» **Challenge**:
Images embedded in the records are excluded; print everything else exactly as given.

++++ Records for this task ++++

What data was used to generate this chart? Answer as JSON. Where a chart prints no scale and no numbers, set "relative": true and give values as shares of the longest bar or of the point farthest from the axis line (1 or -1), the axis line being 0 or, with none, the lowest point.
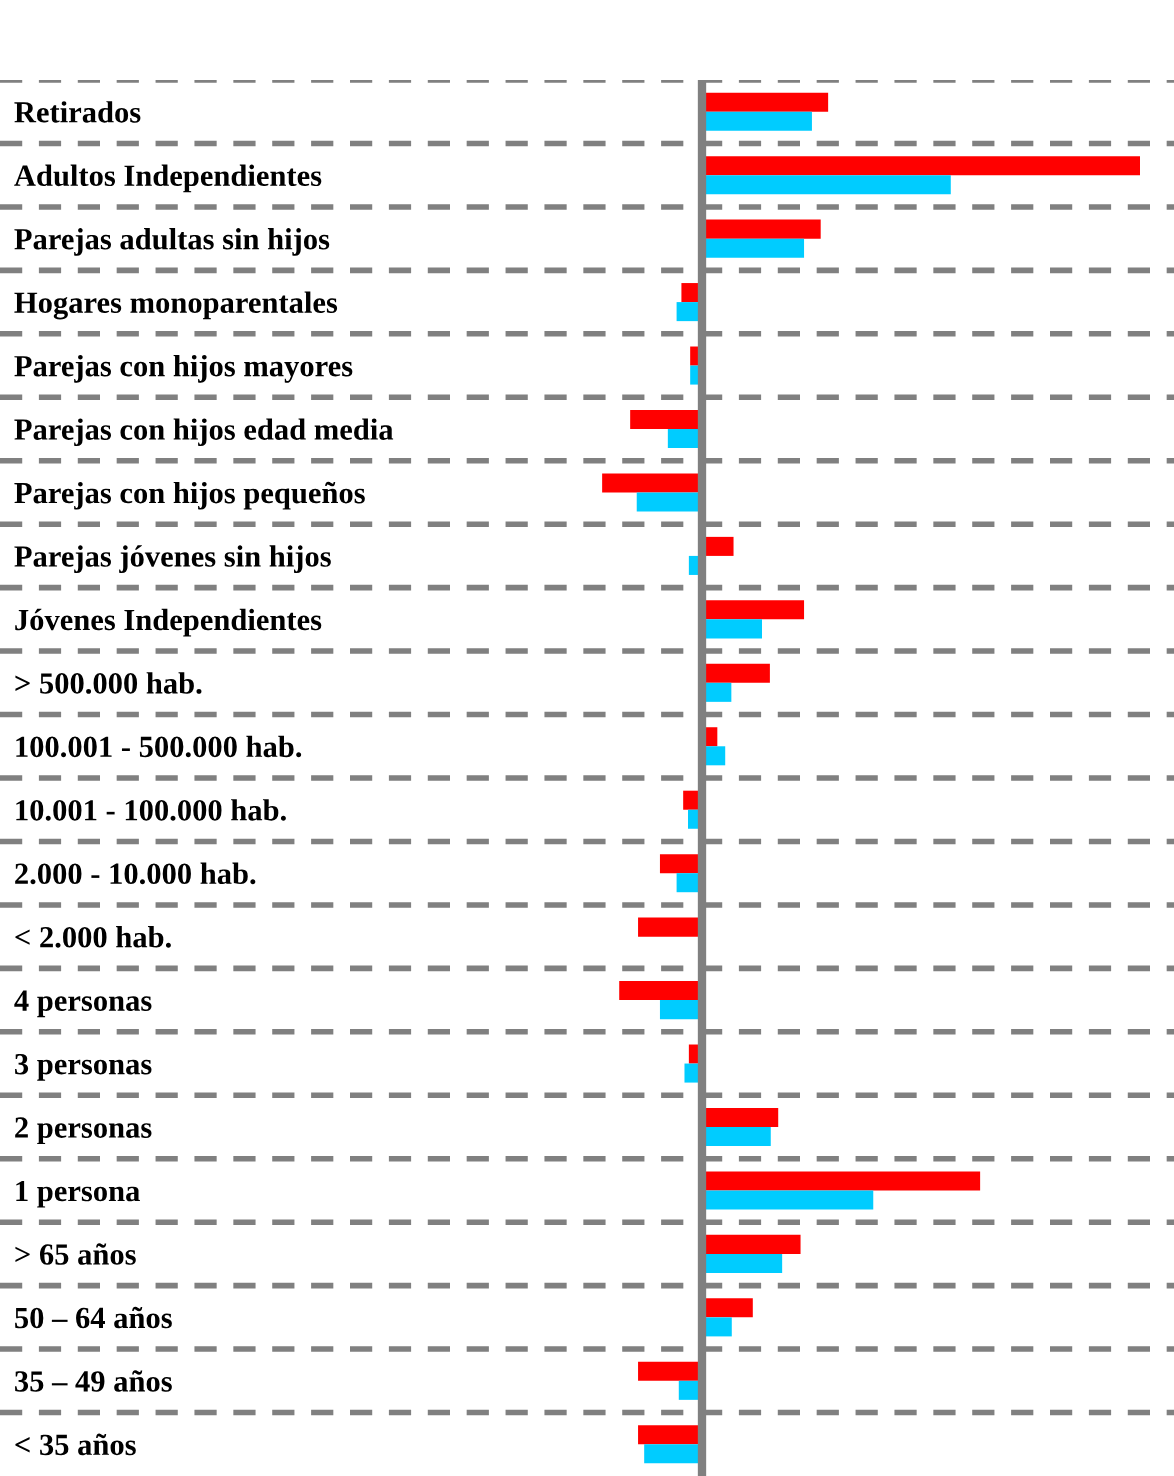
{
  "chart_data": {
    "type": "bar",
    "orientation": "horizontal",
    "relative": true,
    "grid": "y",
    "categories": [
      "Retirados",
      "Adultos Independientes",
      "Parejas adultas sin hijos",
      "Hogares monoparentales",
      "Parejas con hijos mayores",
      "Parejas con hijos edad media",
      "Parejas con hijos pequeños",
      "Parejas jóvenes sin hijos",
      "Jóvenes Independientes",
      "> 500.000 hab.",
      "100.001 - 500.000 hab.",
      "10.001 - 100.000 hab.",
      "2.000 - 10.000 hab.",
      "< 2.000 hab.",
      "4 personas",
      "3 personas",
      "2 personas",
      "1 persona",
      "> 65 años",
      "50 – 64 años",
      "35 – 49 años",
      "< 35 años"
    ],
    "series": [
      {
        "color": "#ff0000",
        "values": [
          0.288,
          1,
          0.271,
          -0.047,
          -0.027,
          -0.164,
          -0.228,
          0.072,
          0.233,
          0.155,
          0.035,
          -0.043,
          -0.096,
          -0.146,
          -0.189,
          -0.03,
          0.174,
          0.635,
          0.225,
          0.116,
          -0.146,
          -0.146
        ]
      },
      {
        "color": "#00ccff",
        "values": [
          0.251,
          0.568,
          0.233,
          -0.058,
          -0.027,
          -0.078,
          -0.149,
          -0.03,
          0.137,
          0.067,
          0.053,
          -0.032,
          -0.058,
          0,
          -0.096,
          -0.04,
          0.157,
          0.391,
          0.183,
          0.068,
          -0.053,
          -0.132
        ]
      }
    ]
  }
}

++++

» **Output of the task**:
What data was used to generate this chart? Answer as JSON. Where a chart prints no scale and no numbers, set "relative": true and give values as shares of the longest bar or of the point farthest from the axis line (1 or -1), the axis line being 0 or, with none, the lowest point.
{
  "chart_data": {
    "type": "bar",
    "orientation": "horizontal",
    "relative": true,
    "grid": "y",
    "categories": [
      "Retirados",
      "Adultos Independientes",
      "Parejas adultas sin hijos",
      "Hogares monoparentales",
      "Parejas con hijos mayores",
      "Parejas con hijos edad media",
      "Parejas con hijos pequeños",
      "Parejas jóvenes sin hijos",
      "Jóvenes Independientes",
      "> 500.000 hab.",
      "100.001 - 500.000 hab.",
      "10.001 - 100.000 hab.",
      "2.000 - 10.000 hab.",
      "< 2.000 hab.",
      "4 personas",
      "3 personas",
      "2 personas",
      "1 persona",
      "> 65 años",
      "50 – 64 años",
      "35 – 49 años",
      "< 35 años"
    ],
    "series": [
      {
        "color": "#ff0000",
        "values": [
          0.288,
          1,
          0.271,
          -0.047,
          -0.027,
          -0.164,
          -0.228,
          0.072,
          0.233,
          0.155,
          0.035,
          -0.043,
          -0.096,
          -0.146,
          -0.189,
          -0.03,
          0.174,
          0.635,
          0.225,
          0.116,
          -0.146,
          -0.146
        ]
      },
      {
        "color": "#00ccff",
        "values": [
          0.251,
          0.568,
          0.233,
          -0.058,
          -0.027,
          -0.078,
          -0.149,
          -0.03,
          0.137,
          0.067,
          0.053,
          -0.032,
          -0.058,
          0,
          -0.096,
          -0.04,
          0.157,
          0.391,
          0.183,
          0.068,
          -0.053,
          -0.132
        ]
      }
    ]
  }
}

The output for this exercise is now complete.